Required task:
Return all lines that include the string "than".

⟨

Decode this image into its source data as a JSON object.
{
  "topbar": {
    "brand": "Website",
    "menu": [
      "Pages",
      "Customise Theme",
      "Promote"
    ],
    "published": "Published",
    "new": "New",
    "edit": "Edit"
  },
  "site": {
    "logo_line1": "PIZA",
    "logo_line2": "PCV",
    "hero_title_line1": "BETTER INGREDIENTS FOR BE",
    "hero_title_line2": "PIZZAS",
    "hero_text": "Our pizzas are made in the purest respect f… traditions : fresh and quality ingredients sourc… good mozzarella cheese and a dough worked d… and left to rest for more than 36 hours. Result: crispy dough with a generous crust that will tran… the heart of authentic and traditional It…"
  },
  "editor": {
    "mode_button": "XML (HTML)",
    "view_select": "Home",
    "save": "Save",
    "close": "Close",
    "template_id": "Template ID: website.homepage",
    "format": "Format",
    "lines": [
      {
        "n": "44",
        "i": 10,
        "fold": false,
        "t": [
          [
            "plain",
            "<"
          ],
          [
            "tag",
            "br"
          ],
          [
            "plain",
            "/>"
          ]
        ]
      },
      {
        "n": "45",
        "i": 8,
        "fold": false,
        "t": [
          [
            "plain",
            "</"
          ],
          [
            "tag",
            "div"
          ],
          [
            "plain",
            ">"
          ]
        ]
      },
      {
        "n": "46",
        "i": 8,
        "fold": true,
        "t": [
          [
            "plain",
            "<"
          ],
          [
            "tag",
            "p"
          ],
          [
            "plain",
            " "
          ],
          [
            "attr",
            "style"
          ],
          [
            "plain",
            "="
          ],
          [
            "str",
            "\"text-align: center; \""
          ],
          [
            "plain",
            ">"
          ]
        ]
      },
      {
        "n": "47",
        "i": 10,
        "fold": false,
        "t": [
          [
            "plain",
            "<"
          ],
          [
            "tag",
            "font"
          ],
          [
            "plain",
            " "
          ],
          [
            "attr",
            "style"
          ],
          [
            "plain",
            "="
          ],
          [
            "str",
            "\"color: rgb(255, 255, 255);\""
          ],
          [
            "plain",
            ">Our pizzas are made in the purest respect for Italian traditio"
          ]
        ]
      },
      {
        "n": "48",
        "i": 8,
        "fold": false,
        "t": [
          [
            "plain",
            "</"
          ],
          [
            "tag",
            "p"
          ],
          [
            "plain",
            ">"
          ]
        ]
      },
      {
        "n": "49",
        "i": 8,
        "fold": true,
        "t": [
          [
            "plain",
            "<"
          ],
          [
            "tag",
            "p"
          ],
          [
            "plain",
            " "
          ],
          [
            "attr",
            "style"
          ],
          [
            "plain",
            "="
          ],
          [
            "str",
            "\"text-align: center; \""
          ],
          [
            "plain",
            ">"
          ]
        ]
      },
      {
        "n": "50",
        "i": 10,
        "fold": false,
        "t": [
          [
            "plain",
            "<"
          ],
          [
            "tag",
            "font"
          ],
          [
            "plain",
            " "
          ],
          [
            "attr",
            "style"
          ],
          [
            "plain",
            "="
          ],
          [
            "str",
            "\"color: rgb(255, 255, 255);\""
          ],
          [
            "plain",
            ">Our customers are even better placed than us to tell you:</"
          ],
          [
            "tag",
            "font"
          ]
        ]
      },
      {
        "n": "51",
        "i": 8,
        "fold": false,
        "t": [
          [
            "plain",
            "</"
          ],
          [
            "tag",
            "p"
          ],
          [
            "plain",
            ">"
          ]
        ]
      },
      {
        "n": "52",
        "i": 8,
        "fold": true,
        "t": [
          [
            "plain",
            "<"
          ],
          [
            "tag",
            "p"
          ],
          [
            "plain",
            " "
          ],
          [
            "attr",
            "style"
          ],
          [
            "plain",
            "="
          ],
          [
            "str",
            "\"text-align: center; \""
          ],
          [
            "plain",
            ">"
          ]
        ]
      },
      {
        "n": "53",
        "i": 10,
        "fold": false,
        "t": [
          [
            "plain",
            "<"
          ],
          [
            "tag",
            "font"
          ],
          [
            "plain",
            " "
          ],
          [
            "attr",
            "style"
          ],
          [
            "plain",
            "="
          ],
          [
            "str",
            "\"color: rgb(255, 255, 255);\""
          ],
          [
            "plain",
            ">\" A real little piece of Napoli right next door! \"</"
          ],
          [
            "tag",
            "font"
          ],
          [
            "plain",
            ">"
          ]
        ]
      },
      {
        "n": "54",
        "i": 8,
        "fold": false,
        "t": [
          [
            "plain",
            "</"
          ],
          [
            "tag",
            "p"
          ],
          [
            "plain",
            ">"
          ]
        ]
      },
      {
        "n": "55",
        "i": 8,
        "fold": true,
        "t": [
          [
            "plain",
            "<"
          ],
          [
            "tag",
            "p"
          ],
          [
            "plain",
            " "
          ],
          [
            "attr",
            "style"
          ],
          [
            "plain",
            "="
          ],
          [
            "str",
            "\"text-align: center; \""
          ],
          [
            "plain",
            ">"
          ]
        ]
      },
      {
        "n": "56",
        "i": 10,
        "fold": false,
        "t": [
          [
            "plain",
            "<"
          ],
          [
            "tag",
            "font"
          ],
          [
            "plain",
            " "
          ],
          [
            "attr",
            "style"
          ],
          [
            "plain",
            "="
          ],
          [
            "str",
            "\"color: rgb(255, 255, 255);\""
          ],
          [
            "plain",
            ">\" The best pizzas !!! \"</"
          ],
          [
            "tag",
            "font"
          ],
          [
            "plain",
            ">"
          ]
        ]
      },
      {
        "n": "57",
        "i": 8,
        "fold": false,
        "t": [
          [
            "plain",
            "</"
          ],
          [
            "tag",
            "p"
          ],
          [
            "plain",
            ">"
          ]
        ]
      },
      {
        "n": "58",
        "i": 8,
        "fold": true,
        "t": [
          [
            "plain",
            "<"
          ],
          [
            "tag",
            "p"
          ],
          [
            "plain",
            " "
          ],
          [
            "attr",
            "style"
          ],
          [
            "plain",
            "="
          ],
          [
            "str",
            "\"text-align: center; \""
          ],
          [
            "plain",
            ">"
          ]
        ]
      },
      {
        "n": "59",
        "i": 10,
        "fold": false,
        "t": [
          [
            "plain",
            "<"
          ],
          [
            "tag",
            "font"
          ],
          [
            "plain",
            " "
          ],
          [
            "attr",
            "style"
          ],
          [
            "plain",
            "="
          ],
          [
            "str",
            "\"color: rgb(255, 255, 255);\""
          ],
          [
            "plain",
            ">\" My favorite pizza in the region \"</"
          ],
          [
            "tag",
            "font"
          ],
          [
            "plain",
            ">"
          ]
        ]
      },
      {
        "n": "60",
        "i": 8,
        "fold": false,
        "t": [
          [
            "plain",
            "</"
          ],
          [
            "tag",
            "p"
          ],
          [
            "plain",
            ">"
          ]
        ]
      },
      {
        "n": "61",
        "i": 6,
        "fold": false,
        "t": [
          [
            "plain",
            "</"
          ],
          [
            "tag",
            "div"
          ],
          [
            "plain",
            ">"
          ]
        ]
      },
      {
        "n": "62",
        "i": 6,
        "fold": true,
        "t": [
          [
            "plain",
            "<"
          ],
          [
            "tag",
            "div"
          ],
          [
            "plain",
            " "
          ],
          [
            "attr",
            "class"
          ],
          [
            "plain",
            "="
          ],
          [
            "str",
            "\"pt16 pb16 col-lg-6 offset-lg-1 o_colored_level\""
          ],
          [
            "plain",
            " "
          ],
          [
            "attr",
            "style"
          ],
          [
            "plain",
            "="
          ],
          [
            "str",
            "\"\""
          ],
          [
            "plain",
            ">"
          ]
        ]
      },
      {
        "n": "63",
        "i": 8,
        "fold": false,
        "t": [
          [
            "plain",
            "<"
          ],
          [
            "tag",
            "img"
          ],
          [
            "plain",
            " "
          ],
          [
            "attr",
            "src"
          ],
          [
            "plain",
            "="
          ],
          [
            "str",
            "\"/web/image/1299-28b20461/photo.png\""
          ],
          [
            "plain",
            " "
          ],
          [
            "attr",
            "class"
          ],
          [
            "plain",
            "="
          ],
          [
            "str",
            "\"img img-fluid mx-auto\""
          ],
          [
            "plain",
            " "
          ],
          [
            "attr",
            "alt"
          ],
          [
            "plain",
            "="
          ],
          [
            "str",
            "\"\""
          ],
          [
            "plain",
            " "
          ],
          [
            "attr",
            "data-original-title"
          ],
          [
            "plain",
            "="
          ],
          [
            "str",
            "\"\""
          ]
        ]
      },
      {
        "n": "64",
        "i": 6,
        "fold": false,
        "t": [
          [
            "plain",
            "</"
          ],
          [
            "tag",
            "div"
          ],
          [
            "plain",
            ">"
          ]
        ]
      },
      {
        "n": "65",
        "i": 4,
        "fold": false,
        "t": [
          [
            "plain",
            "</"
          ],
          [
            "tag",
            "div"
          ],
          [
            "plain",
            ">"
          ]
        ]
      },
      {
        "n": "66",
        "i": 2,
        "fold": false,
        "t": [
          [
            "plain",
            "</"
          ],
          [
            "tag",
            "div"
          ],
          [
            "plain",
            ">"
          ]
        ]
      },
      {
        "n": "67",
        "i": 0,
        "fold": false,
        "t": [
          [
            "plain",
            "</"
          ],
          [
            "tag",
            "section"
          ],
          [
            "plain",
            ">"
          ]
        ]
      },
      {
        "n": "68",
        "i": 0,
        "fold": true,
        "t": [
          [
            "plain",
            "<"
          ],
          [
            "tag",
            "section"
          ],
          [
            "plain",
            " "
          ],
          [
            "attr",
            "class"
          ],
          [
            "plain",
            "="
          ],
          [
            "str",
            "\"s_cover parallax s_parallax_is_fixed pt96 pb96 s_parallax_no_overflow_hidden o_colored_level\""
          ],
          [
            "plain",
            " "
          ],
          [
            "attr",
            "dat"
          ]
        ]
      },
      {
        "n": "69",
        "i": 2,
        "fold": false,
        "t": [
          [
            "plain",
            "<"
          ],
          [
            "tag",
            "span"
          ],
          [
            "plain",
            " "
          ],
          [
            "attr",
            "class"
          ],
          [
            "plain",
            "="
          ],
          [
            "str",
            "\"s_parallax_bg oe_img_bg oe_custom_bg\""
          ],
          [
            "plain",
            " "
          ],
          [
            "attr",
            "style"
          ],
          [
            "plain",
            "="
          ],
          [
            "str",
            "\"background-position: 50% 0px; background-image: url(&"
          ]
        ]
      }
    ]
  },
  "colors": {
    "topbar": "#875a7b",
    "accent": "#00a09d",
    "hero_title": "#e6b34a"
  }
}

⟩

Task result:
    "hero_text": "Our pizzas are made in the purest respect f… traditions : fresh and quality ingredients sourc… good mozzarella cheese and a dough worked d… and left to rest for more than 36 hours. Result: crispy dough with a generous crust that will tran… the heart of authentic and traditional It…"
            ">Our customers are even better placed than us to tell you:</"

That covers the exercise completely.